Goal |
Repeat every line of the material, character for character.
------------------------------------------------
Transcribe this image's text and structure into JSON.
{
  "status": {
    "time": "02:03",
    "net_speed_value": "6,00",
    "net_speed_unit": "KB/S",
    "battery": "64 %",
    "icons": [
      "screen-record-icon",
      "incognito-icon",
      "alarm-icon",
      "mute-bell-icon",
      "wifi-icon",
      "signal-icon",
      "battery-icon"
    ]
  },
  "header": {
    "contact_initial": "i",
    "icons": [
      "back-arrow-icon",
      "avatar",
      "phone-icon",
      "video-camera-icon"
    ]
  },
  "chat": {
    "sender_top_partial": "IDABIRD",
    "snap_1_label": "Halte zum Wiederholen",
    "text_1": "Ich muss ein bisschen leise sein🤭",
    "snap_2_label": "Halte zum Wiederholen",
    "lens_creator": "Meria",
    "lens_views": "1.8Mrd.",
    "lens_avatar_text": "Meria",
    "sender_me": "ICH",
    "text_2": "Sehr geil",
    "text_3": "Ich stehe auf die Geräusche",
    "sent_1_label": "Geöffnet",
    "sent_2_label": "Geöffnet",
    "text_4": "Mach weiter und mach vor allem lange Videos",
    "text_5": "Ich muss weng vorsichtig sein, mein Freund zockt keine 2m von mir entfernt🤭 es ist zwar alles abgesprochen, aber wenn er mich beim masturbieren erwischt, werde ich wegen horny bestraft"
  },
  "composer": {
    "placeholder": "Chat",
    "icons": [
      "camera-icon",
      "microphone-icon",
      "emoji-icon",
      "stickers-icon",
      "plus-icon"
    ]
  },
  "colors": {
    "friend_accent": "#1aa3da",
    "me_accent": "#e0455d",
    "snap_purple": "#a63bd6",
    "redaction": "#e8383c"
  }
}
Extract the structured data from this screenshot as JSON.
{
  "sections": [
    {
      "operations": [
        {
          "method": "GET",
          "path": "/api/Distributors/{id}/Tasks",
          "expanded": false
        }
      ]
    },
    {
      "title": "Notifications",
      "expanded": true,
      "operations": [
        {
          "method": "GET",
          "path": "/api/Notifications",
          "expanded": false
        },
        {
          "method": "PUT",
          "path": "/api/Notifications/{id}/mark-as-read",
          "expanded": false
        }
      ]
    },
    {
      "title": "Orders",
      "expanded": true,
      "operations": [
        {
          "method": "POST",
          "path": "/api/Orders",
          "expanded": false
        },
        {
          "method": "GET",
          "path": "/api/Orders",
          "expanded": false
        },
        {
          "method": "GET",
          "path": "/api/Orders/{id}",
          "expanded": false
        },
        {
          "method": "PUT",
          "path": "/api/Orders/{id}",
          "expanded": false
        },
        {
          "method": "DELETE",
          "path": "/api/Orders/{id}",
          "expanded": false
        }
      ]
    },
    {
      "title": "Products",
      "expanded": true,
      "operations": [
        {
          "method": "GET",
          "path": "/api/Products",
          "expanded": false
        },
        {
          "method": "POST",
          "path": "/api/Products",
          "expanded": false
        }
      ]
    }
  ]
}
------------------------------------------------
Output of the task |
Transcribe this image's text and structure into JSON.
{
  "status": {
    "time": "02:03",
    "net_speed_value": "6,00",
    "net_speed_unit": "KB/S",
    "battery": "64 %",
    "icons": [
      "screen-record-icon",
      "incognito-icon",
      "alarm-icon",
      "mute-bell-icon",
      "wifi-icon",
      "signal-icon",
      "battery-icon"
    ]
  },
  "header": {
    "contact_initial": "i",
    "icons": [
      "back-arrow-icon",
      "avatar",
      "phone-icon",
      "video-camera-icon"
    ]
  },
  "chat": {
    "sender_top_partial": "IDABIRD",
    "snap_1_label": "Halte zum Wiederholen",
    "text_1": "Ich muss ein bisschen leise sein🤭",
    "snap_2_label": "Halte zum Wiederholen",
    "lens_creator": "Meria",
    "lens_views": "1.8Mrd.",
    "lens_avatar_text": "Meria",
    "sender_me": "ICH",
    "text_2": "Sehr geil",
    "text_3": "Ich stehe auf die Geräusche",
    "sent_1_label": "Geöffnet",
    "sent_2_label": "Geöffnet",
    "text_4": "Mach weiter und mach vor allem lange Videos",
    "text_5": "Ich muss weng vorsichtig sein, mein Freund zockt keine 2m von mir entfernt🤭 es ist zwar alles abgesprochen, aber wenn er mich beim masturbieren erwischt, werde ich wegen horny bestraft"
  },
  "composer": {
    "placeholder": "Chat",
    "icons": [
      "camera-icon",
      "microphone-icon",
      "emoji-icon",
      "stickers-icon",
      "plus-icon"
    ]
  },
  "colors": {
    "friend_accent": "#1aa3da",
    "me_accent": "#e0455d",
    "snap_purple": "#a63bd6",
    "redaction": "#e8383c"
  }
}
Extract the structured data from this screenshot as JSON.
{
  "sections": [
    {
      "operations": [
        {
          "method": "GET",
          "path": "/api/Distributors/{id}/Tasks",
          "expanded": false
        }
      ]
    },
    {
      "title": "Notifications",
      "expanded": true,
      "operations": [
        {
          "method": "GET",
          "path": "/api/Notifications",
          "expanded": false
        },
        {
          "method": "PUT",
          "path": "/api/Notifications/{id}/mark-as-read",
          "expanded": false
        }
      ]
    },
    {
      "title": "Orders",
      "expanded": true,
      "operations": [
        {
          "method": "POST",
          "path": "/api/Orders",
          "expanded": false
        },
        {
          "method": "GET",
          "path": "/api/Orders",
          "expanded": false
        },
        {
          "method": "GET",
          "path": "/api/Orders/{id}",
          "expanded": false
        },
        {
          "method": "PUT",
          "path": "/api/Orders/{id}",
          "expanded": false
        },
        {
          "method": "DELETE",
          "path": "/api/Orders/{id}",
          "expanded": false
        }
      ]
    },
    {
      "title": "Products",
      "expanded": true,
      "operations": [
        {
          "method": "GET",
          "path": "/api/Products",
          "expanded": false
        },
        {
          "method": "POST",
          "path": "/api/Products",
          "expanded": false
        }
      ]
    }
  ]
}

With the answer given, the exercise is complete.